## EXERCISE OBJECTIVE
Go through the entries below and pick out every line with "STREET".
--- Start DATA FOR PROCESSING ---
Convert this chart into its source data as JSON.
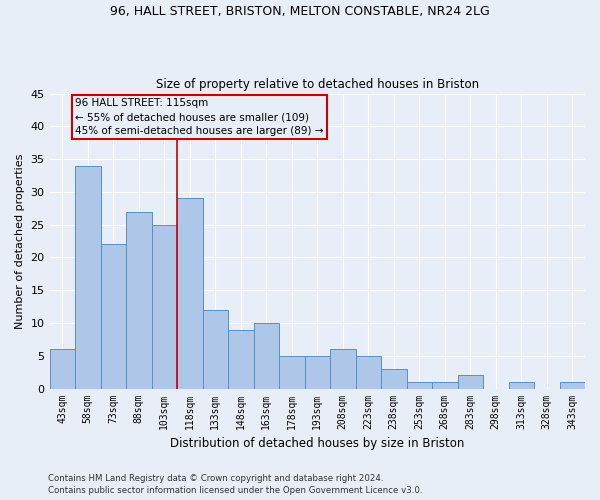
{
  "title1": "96, HALL STREET, BRISTON, MELTON CONSTABLE, NR24 2LG",
  "title2": "Size of property relative to detached houses in Briston",
  "xlabel": "Distribution of detached houses by size in Briston",
  "ylabel": "Number of detached properties",
  "categories": [
    "43sqm",
    "58sqm",
    "73sqm",
    "88sqm",
    "103sqm",
    "118sqm",
    "133sqm",
    "148sqm",
    "163sqm",
    "178sqm",
    "193sqm",
    "208sqm",
    "223sqm",
    "238sqm",
    "253sqm",
    "268sqm",
    "283sqm",
    "298sqm",
    "313sqm",
    "328sqm",
    "343sqm"
  ],
  "values": [
    6,
    34,
    22,
    27,
    25,
    29,
    12,
    9,
    10,
    5,
    5,
    6,
    5,
    3,
    1,
    1,
    2,
    0,
    1,
    0,
    1
  ],
  "bar_color": "#aec6e8",
  "bar_edge_color": "#5a8fc2",
  "vline_x": 4.5,
  "vline_color": "#cc0000",
  "annotation_line1": "96 HALL STREET: 115sqm",
  "annotation_line2": "← 55% of detached houses are smaller (109)",
  "annotation_line3": "45% of semi-detached houses are larger (89) →",
  "annotation_box_color": "#cc0000",
  "ylim": [
    0,
    45
  ],
  "yticks": [
    0,
    5,
    10,
    15,
    20,
    25,
    30,
    35,
    40,
    45
  ],
  "footer1": "Contains HM Land Registry data © Crown copyright and database right 2024.",
  "footer2": "Contains public sector information licensed under the Open Government Licence v3.0.",
  "background_color": "#e8eef8",
  "grid_color": "#ffffff"
}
--- End DATA FOR PROCESSING ---
## RESULT OF THE EXERCISE
  "title1": "96, HALL STREET, BRISTON, MELTON CONSTABLE, NR24 2LG",
  "annotation_line1": "96 HALL STREET: 115sqm",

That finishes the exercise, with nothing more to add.